_EXERCISE BRIEF_
Reproduce only the lines from the one containing "footer-disclaimer: This is" through the one containing "map-trajectory-markers [62,92,403,355]", substituting "altitude-level" for every "height-level" and leaving everything else unchanged.

_DATA SHOWN_

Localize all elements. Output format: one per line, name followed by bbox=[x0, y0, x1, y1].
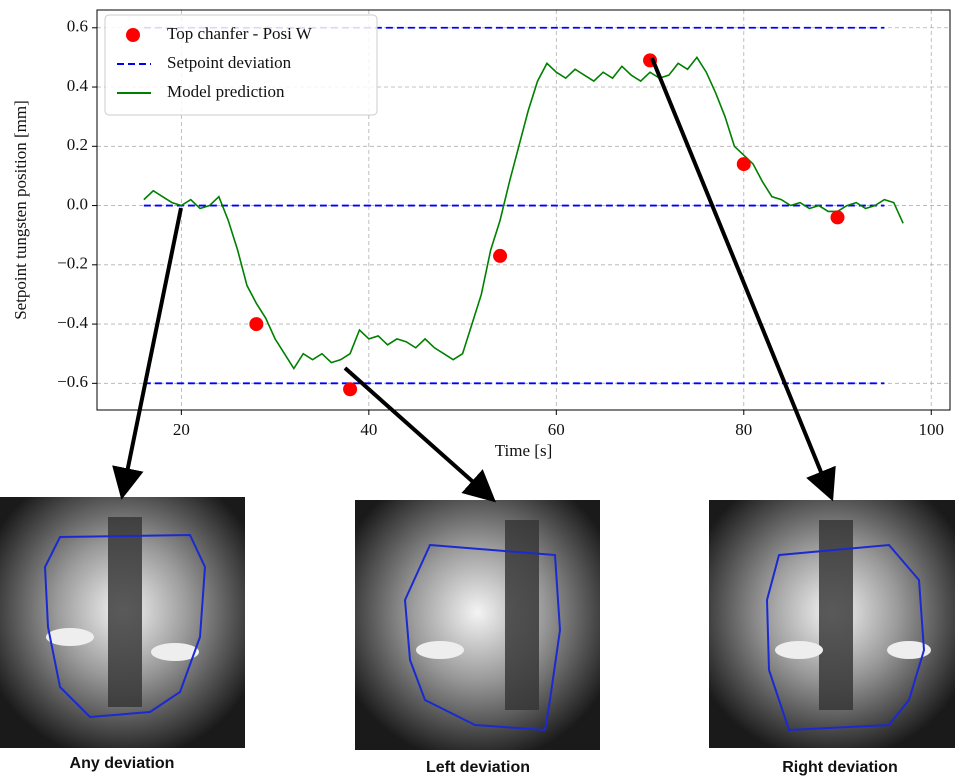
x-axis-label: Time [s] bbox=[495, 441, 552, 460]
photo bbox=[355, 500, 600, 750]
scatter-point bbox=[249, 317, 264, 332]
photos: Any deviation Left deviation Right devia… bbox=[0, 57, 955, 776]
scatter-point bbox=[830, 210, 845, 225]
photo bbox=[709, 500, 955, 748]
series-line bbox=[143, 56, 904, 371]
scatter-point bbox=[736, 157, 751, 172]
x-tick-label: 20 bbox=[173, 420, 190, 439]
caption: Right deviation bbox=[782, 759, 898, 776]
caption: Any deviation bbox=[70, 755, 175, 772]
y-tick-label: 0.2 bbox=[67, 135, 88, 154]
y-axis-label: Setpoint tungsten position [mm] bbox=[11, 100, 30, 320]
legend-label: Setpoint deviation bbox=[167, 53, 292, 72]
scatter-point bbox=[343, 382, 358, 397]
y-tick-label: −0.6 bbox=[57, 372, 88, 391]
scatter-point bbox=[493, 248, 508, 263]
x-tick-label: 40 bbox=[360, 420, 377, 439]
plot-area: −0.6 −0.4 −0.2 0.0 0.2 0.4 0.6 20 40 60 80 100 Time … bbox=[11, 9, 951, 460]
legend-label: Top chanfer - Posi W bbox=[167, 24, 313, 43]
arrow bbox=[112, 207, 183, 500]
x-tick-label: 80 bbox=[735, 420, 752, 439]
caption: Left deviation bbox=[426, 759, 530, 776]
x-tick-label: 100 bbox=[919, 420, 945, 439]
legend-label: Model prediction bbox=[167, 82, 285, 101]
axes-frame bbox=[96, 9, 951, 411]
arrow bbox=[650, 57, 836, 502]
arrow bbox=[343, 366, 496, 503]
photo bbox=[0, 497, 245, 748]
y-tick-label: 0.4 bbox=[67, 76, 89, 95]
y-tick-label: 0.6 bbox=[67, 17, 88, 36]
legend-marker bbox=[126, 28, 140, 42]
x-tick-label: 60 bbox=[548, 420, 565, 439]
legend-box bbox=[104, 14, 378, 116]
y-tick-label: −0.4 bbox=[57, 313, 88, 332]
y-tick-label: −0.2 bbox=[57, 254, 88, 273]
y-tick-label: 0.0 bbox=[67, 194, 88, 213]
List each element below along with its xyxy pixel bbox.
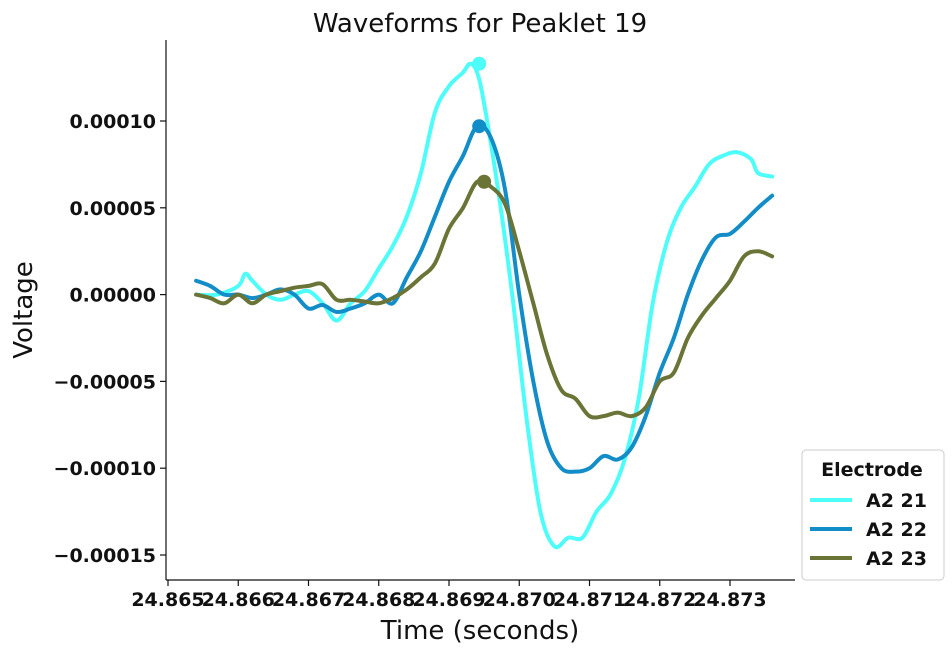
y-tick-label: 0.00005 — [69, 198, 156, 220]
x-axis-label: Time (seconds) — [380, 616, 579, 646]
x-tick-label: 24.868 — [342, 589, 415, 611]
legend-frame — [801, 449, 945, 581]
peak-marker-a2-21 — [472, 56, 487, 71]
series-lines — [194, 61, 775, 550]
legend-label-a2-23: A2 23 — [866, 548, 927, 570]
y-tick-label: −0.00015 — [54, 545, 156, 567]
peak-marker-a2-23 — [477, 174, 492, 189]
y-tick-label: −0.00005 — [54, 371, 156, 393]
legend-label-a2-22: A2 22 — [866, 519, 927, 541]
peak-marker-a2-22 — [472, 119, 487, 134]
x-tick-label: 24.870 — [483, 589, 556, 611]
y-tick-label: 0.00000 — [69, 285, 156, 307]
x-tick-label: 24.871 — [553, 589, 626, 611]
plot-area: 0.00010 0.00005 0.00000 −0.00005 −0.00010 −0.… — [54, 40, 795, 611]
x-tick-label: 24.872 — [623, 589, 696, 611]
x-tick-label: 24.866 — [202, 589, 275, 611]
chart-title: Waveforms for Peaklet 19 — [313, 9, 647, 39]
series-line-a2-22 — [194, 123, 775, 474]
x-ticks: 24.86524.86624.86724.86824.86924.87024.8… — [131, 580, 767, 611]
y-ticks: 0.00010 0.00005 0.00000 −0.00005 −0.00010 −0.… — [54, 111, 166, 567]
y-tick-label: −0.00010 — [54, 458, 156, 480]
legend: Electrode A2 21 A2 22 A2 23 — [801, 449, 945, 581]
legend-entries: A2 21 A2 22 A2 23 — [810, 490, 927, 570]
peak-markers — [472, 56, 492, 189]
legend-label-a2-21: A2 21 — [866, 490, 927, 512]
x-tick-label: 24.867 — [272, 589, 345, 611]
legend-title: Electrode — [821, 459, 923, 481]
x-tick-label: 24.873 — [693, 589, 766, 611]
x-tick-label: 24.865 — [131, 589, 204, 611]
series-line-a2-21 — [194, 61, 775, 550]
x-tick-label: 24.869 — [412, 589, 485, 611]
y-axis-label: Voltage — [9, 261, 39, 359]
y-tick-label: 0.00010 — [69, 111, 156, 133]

* * *

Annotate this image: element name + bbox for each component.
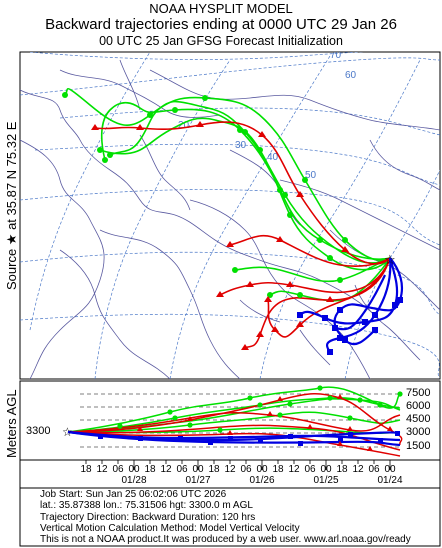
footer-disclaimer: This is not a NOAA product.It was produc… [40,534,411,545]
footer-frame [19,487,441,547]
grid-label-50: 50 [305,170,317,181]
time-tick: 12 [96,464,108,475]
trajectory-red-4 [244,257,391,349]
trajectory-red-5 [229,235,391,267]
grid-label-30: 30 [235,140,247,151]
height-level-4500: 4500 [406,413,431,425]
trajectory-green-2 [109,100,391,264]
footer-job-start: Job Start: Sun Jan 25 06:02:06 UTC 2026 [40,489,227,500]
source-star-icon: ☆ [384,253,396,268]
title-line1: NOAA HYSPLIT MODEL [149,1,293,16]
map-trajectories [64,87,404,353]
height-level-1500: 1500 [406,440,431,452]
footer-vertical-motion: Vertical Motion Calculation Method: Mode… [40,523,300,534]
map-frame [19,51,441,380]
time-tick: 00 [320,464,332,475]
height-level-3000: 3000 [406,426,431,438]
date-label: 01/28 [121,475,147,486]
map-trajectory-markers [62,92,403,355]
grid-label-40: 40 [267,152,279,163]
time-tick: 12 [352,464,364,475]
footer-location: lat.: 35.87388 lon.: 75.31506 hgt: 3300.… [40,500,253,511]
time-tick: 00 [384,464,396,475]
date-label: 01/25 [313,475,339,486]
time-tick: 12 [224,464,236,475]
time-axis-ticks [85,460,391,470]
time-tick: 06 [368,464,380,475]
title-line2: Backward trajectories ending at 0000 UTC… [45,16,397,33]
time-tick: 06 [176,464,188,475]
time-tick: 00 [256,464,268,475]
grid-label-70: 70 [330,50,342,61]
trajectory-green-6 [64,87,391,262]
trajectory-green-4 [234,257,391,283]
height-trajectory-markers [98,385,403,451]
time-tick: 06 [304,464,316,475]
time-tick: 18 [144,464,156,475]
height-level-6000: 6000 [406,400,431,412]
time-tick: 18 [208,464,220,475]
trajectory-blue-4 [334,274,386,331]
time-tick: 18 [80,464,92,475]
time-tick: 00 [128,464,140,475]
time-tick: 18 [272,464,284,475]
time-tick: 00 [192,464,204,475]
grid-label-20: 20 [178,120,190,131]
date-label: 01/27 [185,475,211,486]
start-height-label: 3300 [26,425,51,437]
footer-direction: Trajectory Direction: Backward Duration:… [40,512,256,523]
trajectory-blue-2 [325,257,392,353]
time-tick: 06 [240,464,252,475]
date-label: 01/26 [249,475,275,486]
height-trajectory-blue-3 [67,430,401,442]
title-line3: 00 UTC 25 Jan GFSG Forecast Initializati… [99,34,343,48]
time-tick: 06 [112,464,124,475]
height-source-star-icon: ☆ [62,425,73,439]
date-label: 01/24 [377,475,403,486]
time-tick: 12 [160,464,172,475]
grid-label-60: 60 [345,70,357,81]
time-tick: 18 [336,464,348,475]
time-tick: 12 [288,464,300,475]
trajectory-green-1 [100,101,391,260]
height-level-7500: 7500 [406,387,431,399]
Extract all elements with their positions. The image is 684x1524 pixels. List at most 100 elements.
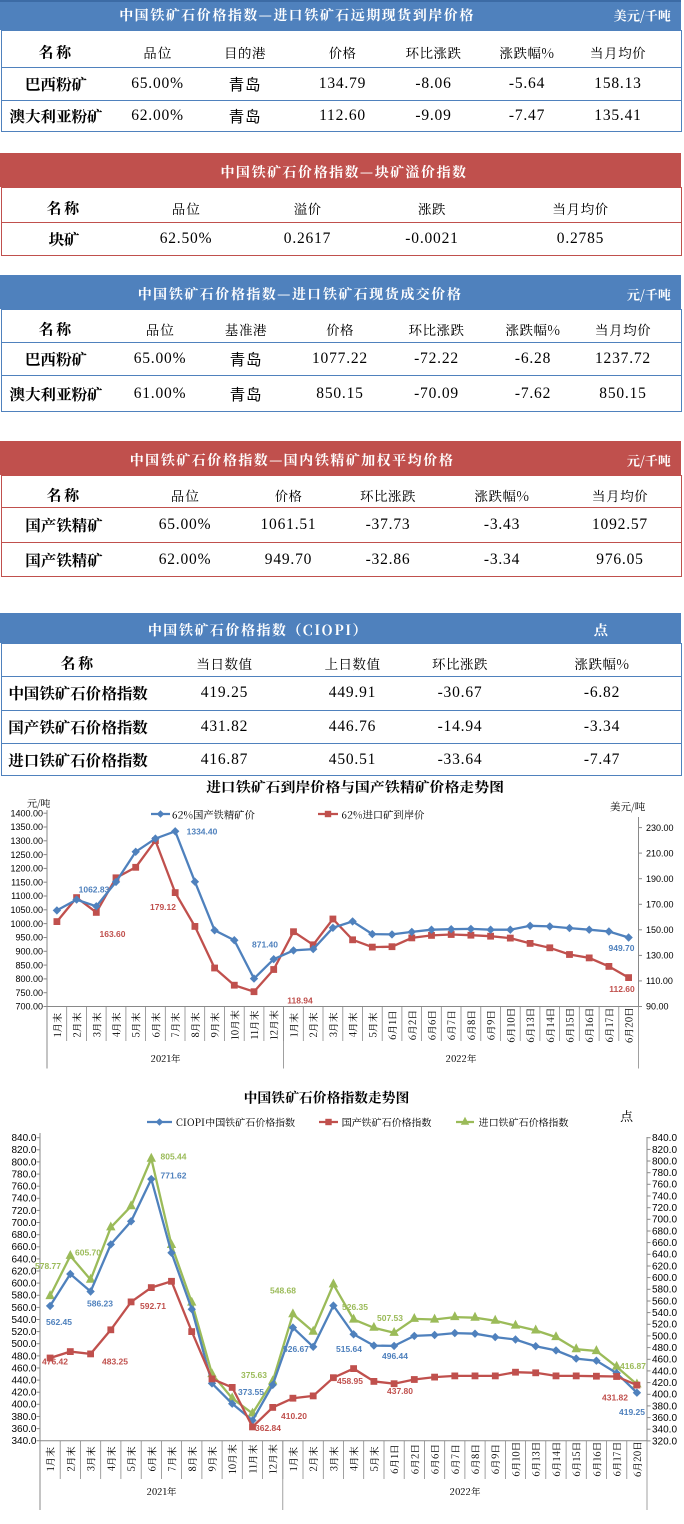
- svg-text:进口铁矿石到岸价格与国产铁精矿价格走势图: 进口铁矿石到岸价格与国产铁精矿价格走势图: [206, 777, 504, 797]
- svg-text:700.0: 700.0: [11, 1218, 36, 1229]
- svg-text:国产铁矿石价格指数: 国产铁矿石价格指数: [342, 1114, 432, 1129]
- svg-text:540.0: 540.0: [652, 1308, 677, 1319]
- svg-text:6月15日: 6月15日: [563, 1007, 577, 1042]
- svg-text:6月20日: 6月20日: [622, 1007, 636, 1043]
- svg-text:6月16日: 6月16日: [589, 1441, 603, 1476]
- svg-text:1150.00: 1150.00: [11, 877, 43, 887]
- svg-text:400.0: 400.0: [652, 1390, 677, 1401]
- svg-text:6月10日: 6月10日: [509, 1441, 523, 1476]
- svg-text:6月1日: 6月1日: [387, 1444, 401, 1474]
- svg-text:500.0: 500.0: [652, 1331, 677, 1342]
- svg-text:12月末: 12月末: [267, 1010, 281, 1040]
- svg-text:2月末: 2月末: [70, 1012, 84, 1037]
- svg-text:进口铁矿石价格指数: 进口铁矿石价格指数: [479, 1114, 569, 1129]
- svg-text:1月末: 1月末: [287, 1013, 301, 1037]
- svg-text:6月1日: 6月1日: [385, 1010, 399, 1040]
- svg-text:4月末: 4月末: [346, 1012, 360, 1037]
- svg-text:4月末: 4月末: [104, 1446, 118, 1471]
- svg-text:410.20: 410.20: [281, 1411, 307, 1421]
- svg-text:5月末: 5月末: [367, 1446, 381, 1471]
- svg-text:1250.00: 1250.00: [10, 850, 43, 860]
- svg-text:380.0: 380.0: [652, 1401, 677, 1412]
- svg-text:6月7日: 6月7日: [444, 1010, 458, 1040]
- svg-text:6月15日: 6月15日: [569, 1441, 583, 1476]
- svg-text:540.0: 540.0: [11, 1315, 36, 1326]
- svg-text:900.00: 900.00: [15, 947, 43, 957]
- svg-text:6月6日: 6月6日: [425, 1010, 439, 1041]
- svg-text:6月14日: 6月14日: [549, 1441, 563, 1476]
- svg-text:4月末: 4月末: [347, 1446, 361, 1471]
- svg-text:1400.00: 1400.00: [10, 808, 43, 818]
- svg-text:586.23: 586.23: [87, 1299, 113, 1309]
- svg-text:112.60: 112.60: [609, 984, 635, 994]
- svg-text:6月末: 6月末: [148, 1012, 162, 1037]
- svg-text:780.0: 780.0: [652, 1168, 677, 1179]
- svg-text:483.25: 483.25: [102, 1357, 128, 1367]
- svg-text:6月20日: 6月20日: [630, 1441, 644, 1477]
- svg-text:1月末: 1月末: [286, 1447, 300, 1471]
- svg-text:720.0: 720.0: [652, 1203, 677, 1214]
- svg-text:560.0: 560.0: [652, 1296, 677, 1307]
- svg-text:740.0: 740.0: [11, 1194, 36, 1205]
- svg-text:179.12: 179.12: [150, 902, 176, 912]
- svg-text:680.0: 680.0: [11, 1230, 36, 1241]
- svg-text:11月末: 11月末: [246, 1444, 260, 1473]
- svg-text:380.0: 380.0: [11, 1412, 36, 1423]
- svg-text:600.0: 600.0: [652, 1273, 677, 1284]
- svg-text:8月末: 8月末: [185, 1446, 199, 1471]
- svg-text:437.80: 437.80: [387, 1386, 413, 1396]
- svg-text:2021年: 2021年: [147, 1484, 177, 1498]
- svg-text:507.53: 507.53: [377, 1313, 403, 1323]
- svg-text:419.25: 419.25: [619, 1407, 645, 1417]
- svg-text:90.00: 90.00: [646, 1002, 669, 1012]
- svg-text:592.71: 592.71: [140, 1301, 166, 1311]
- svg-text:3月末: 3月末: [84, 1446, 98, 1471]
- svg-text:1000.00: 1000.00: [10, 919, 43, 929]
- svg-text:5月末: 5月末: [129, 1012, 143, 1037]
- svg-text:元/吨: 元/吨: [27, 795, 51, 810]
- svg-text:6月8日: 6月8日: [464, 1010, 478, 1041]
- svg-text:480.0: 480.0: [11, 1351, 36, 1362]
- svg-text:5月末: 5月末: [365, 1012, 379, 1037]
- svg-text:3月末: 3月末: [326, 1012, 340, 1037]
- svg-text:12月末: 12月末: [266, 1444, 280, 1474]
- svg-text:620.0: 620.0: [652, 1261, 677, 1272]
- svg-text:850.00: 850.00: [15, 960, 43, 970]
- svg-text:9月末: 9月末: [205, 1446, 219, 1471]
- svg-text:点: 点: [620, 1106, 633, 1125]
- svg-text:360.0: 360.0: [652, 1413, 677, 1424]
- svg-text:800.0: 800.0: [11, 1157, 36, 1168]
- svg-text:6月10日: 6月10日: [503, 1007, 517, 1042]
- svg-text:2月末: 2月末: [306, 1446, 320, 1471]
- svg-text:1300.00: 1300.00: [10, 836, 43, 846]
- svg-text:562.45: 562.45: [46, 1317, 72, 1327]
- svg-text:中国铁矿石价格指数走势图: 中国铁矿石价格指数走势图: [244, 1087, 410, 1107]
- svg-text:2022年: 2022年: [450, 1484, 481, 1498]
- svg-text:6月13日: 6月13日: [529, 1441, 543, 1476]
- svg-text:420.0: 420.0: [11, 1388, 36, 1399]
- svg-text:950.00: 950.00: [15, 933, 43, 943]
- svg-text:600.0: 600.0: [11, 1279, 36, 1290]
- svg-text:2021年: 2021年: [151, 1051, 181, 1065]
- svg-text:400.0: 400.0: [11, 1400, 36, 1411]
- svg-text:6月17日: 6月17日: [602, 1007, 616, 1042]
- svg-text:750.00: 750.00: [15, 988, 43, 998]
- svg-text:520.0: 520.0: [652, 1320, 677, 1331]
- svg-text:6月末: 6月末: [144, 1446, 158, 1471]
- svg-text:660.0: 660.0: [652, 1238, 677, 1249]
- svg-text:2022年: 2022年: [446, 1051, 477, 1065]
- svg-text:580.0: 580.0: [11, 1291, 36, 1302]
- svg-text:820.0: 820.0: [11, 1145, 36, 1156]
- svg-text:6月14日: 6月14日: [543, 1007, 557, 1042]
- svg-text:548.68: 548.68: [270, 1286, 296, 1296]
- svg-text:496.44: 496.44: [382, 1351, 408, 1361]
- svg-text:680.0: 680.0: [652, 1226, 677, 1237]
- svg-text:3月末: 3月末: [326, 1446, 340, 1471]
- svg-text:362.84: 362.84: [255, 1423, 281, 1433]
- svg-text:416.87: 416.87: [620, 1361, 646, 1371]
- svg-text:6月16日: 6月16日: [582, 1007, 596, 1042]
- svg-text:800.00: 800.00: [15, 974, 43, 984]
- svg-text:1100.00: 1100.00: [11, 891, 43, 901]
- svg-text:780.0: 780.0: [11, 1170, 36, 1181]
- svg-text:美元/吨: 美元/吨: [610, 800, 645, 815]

_RESULT BELOW_
footer-disclaimer: This is not a NOAA product.It was produc… [40,534,411,545]
footer-frame [19,487,441,547]
grid-label-50: 50 [305,170,317,181]
time-tick: 12 [96,464,108,475]
trajectory-red-4 [244,257,391,349]
trajectory-red-5 [229,235,391,267]
grid-label-30: 30 [235,140,247,151]
altitude-level-4500: 4500 [406,413,431,425]
trajectory-green-2 [109,100,391,264]
footer-job-start: Job Start: Sun Jan 25 06:02:06 UTC 2026 [40,489,227,500]
source-star-icon: ☆ [384,253,396,268]
title-line1: NOAA HYSPLIT MODEL [149,1,293,16]
map-trajectories [64,87,404,353]
altitude-level-1500: 1500 [406,440,431,452]
footer-vertical-motion: Vertical Motion Calculation Method: Mode… [40,523,300,534]
map-frame [19,51,441,380]
time-tick: 00 [320,464,332,475]
altitude-level-3000: 3000 [406,426,431,438]
date-label: 01/28 [121,475,147,486]
map-trajectory-markers [62,92,403,355]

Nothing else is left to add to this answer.